## STATED EXERCISE
Copy every line of the records below that holds the word "JSON".

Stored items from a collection
-------

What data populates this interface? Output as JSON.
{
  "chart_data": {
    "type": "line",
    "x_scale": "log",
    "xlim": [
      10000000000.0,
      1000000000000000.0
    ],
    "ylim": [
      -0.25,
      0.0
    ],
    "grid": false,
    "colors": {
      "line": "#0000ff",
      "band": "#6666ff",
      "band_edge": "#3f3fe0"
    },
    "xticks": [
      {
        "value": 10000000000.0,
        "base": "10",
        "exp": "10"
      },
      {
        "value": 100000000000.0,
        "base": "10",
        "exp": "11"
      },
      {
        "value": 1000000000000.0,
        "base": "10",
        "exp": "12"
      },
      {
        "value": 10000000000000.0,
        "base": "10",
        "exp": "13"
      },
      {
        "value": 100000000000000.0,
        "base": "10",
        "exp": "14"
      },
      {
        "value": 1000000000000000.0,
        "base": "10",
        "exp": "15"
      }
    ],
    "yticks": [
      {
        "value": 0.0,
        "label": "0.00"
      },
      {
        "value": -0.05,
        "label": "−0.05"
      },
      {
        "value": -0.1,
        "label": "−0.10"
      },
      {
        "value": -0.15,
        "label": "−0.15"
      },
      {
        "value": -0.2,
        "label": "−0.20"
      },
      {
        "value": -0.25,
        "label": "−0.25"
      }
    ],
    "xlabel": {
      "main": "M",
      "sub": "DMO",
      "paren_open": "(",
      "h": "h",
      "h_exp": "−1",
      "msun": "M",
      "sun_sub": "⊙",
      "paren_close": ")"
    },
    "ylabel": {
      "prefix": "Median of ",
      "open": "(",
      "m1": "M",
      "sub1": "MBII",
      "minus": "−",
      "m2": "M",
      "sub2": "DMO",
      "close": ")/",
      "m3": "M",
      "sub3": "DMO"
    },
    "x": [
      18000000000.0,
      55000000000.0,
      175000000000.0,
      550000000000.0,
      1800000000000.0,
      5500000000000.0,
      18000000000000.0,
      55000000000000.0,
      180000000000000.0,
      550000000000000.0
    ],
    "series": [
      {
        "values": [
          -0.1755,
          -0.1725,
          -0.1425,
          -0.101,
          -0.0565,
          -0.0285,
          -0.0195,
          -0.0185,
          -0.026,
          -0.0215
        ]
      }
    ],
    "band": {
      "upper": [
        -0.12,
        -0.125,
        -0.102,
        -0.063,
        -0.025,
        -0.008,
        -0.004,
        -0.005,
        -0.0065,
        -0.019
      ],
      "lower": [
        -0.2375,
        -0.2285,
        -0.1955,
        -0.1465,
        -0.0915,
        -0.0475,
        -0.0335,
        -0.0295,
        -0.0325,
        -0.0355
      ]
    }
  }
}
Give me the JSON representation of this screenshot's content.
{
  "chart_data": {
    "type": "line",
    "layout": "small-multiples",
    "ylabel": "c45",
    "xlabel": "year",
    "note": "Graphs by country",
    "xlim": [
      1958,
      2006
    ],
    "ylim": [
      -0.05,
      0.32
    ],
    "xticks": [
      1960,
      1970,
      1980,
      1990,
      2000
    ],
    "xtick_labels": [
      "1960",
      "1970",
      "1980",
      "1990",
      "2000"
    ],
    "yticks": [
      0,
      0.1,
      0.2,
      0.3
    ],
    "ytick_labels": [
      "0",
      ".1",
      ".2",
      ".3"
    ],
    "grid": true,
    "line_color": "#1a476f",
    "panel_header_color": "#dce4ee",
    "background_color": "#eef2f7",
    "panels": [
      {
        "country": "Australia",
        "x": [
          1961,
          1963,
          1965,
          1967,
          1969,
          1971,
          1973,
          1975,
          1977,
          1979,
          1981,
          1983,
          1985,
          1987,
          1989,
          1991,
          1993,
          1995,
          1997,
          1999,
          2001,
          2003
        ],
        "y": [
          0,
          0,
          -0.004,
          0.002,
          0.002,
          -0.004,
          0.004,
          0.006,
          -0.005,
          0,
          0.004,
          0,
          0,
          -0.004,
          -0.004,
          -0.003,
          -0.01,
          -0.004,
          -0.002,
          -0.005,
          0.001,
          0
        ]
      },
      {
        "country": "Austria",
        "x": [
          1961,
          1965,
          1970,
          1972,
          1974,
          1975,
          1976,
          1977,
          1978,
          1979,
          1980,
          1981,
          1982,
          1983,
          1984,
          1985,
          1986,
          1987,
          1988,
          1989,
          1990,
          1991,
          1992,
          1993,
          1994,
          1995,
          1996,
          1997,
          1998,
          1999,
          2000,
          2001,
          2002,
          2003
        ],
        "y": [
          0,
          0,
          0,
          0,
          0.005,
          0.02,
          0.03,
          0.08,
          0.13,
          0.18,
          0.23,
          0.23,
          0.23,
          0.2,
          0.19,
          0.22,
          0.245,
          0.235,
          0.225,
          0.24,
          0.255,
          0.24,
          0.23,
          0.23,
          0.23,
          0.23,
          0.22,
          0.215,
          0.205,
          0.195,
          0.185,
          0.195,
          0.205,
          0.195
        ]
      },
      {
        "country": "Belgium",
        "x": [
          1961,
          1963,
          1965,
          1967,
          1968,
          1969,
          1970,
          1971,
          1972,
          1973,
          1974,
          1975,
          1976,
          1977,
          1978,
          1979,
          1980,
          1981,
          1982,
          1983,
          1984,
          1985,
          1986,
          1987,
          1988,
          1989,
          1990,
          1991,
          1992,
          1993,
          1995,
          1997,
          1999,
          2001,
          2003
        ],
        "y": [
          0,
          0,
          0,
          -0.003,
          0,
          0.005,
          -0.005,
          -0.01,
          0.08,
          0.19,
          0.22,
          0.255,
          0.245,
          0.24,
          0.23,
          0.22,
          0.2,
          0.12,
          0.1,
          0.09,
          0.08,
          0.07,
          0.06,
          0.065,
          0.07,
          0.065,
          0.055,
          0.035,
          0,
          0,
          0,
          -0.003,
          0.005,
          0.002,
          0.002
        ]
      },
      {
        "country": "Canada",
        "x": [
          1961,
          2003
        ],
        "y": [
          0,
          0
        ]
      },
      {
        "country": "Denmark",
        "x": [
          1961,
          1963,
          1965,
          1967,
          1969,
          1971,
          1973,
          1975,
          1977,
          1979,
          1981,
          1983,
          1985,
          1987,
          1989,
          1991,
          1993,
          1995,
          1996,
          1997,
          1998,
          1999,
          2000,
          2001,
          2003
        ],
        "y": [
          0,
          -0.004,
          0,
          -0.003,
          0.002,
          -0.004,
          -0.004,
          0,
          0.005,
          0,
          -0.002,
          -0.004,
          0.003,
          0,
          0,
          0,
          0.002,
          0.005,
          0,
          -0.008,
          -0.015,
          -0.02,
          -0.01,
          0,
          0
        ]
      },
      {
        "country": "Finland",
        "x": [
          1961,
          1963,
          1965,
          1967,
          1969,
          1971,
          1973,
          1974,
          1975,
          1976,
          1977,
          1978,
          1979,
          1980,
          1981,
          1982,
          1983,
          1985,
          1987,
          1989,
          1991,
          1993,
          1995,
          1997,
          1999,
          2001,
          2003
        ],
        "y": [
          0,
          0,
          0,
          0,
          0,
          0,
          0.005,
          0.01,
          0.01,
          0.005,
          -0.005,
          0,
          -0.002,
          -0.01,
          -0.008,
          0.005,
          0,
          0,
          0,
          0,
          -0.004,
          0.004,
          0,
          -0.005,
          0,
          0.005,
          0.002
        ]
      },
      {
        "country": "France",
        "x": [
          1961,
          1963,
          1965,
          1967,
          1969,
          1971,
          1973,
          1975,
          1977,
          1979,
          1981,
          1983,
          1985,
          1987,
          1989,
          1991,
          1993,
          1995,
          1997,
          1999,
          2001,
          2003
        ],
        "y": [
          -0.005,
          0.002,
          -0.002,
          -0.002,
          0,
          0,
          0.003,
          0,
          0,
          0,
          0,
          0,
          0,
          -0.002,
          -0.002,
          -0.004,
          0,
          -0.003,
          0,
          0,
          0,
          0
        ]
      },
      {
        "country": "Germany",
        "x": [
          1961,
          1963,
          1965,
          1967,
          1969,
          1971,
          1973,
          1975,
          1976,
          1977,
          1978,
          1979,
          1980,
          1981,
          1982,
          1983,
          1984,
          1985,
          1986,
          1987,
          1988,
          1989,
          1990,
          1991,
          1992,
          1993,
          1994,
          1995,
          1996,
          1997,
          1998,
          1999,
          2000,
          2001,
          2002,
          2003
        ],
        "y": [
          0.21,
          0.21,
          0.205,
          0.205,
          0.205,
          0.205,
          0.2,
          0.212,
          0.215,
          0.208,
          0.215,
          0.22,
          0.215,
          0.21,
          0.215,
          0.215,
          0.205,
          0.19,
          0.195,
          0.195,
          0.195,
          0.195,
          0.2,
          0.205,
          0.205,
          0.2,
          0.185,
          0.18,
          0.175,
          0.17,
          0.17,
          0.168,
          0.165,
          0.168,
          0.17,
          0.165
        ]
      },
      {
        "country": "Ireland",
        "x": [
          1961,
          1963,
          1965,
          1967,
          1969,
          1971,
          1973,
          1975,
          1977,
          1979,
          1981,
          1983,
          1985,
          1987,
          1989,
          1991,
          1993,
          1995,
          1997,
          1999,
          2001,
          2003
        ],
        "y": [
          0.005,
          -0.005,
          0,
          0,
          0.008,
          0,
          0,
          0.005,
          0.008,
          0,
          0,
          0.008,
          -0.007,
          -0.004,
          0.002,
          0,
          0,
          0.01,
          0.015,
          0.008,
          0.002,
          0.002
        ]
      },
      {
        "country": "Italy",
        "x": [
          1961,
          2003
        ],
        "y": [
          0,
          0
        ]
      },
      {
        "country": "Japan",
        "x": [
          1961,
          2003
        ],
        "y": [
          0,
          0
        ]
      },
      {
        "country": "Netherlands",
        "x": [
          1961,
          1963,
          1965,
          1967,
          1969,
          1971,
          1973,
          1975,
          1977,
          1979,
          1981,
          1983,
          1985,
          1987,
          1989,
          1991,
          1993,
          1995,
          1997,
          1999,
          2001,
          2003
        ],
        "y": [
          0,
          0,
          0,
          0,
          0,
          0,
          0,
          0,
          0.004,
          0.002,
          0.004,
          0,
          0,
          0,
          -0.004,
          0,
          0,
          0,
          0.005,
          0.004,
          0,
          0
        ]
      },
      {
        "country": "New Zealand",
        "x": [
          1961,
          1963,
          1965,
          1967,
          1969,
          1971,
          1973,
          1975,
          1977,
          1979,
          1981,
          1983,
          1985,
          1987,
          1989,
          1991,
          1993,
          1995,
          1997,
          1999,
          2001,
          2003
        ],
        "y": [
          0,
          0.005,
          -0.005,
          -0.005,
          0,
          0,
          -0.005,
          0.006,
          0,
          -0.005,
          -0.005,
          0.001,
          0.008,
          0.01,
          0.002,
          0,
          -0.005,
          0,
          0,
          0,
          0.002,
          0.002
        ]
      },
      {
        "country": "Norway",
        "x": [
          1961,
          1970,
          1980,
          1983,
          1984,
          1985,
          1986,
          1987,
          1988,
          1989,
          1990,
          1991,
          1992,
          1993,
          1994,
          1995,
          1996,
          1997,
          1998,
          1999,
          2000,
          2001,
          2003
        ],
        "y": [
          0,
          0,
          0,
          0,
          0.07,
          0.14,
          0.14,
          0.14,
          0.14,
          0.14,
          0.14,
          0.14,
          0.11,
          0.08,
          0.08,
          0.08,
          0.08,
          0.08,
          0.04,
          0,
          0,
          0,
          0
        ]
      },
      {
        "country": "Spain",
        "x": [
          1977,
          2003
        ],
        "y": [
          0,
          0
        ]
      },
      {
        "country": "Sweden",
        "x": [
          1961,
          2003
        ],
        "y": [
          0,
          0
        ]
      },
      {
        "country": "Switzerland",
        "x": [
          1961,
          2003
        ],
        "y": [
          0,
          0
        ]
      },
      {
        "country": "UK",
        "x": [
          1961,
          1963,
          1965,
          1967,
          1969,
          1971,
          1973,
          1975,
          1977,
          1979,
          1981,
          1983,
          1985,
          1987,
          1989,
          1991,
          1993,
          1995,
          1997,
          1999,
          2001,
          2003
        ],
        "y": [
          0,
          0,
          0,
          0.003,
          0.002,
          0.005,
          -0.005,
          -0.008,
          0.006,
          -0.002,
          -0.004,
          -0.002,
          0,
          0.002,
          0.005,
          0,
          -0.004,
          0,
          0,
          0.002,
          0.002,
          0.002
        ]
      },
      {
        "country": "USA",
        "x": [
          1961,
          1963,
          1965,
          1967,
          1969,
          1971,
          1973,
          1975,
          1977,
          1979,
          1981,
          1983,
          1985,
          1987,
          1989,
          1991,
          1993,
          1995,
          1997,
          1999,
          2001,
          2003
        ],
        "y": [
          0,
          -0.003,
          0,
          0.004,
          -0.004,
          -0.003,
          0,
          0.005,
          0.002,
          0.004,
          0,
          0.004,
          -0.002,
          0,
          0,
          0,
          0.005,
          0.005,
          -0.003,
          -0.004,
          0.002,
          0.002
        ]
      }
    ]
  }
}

-------

## FULL ANSWER
What data populates this interface? Output as JSON.
Give me the JSON representation of this screenshot's content.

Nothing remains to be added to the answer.